### What you have to do
Copy every line that contains the string "Year" from the entries below.

### Data items
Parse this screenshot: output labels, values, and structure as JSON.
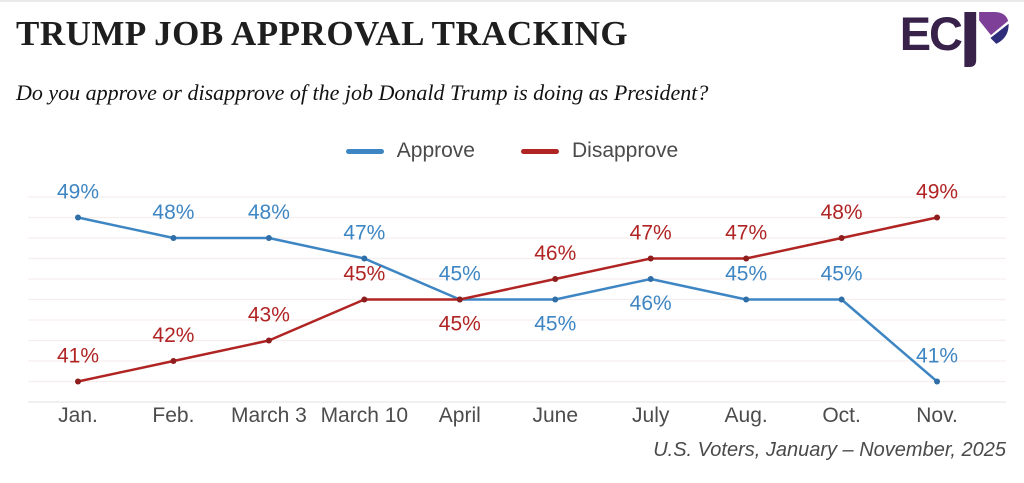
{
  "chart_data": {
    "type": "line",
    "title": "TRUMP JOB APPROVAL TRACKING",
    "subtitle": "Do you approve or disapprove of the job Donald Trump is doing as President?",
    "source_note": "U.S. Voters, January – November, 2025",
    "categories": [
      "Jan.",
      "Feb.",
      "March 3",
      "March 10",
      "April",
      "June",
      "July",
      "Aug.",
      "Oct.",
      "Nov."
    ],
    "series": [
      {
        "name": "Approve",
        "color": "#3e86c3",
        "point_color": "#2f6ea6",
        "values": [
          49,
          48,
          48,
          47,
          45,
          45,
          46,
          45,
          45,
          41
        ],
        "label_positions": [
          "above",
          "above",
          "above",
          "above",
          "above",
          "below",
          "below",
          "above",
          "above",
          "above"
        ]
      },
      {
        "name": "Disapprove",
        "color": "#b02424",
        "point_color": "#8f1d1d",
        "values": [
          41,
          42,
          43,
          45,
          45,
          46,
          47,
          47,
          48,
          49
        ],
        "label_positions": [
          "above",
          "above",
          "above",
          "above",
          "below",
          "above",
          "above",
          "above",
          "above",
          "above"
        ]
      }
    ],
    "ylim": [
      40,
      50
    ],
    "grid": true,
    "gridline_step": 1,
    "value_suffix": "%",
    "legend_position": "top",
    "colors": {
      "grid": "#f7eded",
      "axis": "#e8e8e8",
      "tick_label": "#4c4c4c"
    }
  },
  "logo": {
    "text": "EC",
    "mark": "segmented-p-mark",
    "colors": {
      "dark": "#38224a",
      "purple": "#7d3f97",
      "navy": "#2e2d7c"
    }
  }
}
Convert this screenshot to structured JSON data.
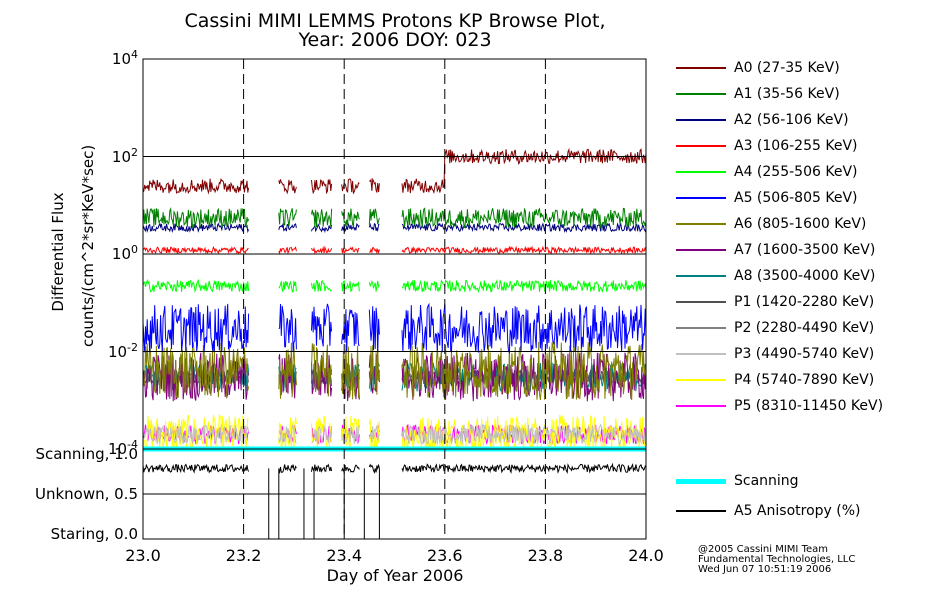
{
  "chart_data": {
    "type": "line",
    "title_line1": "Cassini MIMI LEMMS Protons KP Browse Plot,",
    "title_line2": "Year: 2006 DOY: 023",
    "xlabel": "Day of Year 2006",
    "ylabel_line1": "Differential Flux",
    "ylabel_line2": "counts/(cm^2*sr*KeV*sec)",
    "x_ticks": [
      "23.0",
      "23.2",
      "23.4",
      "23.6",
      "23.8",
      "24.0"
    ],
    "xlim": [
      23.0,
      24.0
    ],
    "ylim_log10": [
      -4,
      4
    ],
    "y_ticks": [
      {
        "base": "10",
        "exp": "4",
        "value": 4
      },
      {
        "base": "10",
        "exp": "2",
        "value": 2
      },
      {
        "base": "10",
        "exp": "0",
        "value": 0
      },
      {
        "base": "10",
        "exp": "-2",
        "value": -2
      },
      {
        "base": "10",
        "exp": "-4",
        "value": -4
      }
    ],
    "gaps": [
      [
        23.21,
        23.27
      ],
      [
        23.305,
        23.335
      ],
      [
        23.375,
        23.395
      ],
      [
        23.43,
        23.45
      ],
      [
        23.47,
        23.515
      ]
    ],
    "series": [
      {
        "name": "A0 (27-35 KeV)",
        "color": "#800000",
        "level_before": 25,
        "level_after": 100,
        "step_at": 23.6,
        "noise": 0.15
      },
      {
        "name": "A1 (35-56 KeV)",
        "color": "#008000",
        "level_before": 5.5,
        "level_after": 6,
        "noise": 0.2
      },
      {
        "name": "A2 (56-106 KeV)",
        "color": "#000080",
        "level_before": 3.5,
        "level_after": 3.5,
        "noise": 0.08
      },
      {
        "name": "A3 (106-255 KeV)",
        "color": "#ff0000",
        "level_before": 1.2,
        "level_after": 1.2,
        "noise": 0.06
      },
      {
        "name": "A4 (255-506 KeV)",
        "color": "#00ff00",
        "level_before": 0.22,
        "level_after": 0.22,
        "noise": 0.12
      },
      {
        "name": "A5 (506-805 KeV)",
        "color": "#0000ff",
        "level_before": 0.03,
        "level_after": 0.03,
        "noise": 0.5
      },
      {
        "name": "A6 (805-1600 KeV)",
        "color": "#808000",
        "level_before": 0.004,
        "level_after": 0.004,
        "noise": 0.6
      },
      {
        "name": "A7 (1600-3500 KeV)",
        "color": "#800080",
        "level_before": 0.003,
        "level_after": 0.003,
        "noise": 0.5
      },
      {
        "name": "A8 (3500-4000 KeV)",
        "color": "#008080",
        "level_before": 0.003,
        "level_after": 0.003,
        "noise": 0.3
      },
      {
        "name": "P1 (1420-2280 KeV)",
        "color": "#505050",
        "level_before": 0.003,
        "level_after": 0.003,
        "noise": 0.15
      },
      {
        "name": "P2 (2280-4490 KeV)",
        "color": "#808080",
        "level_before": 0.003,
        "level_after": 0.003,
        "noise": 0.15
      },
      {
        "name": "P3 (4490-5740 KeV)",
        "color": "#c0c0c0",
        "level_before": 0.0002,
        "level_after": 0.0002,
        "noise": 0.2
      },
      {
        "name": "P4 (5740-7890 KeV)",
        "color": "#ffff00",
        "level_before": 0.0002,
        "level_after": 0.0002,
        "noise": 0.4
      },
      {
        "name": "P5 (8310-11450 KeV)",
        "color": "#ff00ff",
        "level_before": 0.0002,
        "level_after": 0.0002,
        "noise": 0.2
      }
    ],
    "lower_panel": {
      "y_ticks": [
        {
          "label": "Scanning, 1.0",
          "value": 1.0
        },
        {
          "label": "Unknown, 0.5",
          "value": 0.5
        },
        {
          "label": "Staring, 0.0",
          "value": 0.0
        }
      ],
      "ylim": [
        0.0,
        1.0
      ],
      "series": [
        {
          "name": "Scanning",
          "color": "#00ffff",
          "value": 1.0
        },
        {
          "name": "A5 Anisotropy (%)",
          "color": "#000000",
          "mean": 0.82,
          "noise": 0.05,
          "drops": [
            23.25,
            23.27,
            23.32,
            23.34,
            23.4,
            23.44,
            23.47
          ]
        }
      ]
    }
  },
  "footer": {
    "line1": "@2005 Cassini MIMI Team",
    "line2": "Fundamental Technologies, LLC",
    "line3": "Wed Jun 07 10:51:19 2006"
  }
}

### Written response
    "title_line2": "Year: 2006 DOY: 023",
    "xlabel": "Day of Year 2006",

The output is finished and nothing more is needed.